### What needs to be done
Extract every entry word for word.

++++++

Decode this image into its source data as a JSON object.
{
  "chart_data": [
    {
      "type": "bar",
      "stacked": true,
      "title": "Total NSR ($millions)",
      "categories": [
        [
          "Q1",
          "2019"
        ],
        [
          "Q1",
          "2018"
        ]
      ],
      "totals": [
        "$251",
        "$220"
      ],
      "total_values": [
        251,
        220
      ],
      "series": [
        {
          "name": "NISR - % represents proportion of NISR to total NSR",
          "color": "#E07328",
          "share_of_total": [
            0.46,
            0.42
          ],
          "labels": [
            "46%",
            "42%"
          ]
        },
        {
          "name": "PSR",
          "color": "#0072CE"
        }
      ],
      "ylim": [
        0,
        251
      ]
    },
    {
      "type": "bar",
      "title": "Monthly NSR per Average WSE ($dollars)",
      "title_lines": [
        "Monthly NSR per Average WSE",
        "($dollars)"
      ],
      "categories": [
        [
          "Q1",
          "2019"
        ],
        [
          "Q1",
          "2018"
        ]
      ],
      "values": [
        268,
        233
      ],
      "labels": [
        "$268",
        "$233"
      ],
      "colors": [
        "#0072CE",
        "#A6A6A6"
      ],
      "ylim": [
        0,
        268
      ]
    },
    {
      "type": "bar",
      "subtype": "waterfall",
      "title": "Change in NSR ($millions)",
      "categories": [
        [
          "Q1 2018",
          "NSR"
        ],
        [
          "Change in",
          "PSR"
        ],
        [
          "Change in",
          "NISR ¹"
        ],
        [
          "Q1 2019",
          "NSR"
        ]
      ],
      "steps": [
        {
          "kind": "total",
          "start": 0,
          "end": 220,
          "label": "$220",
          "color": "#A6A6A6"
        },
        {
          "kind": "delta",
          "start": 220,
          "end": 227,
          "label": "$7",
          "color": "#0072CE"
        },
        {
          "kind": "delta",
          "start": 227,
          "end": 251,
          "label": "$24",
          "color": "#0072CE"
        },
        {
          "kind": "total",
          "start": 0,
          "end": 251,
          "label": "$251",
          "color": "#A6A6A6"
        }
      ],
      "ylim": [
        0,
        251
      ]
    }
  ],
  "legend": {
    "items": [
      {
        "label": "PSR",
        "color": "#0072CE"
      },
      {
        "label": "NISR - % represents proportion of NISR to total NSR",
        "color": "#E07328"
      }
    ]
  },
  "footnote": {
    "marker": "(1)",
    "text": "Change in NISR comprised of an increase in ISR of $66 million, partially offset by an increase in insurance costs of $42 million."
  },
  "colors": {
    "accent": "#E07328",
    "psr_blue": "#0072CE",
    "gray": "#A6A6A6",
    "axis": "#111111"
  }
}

++++++

### Completed exercise
Decode this image into its source data as a JSON object.
{
  "chart_data": [
    {
      "type": "bar",
      "stacked": true,
      "title": "Total NSR ($millions)",
      "categories": [
        [
          "Q1",
          "2019"
        ],
        [
          "Q1",
          "2018"
        ]
      ],
      "totals": [
        "$251",
        "$220"
      ],
      "total_values": [
        251,
        220
      ],
      "series": [
        {
          "name": "NISR - % represents proportion of NISR to total NSR",
          "color": "#E07328",
          "share_of_total": [
            0.46,
            0.42
          ],
          "labels": [
            "46%",
            "42%"
          ]
        },
        {
          "name": "PSR",
          "color": "#0072CE"
        }
      ],
      "ylim": [
        0,
        251
      ]
    },
    {
      "type": "bar",
      "title": "Monthly NSR per Average WSE ($dollars)",
      "title_lines": [
        "Monthly NSR per Average WSE",
        "($dollars)"
      ],
      "categories": [
        [
          "Q1",
          "2019"
        ],
        [
          "Q1",
          "2018"
        ]
      ],
      "values": [
        268,
        233
      ],
      "labels": [
        "$268",
        "$233"
      ],
      "colors": [
        "#0072CE",
        "#A6A6A6"
      ],
      "ylim": [
        0,
        268
      ]
    },
    {
      "type": "bar",
      "subtype": "waterfall",
      "title": "Change in NSR ($millions)",
      "categories": [
        [
          "Q1 2018",
          "NSR"
        ],
        [
          "Change in",
          "PSR"
        ],
        [
          "Change in",
          "NISR ¹"
        ],
        [
          "Q1 2019",
          "NSR"
        ]
      ],
      "steps": [
        {
          "kind": "total",
          "start": 0,
          "end": 220,
          "label": "$220",
          "color": "#A6A6A6"
        },
        {
          "kind": "delta",
          "start": 220,
          "end": 227,
          "label": "$7",
          "color": "#0072CE"
        },
        {
          "kind": "delta",
          "start": 227,
          "end": 251,
          "label": "$24",
          "color": "#0072CE"
        },
        {
          "kind": "total",
          "start": 0,
          "end": 251,
          "label": "$251",
          "color": "#A6A6A6"
        }
      ],
      "ylim": [
        0,
        251
      ]
    }
  ],
  "legend": {
    "items": [
      {
        "label": "PSR",
        "color": "#0072CE"
      },
      {
        "label": "NISR - % represents proportion of NISR to total NSR",
        "color": "#E07328"
      }
    ]
  },
  "footnote": {
    "marker": "(1)",
    "text": "Change in NISR comprised of an increase in ISR of $66 million, partially offset by an increase in insurance costs of $42 million."
  },
  "colors": {
    "accent": "#E07328",
    "psr_blue": "#0072CE",
    "gray": "#A6A6A6",
    "axis": "#111111"
  }
}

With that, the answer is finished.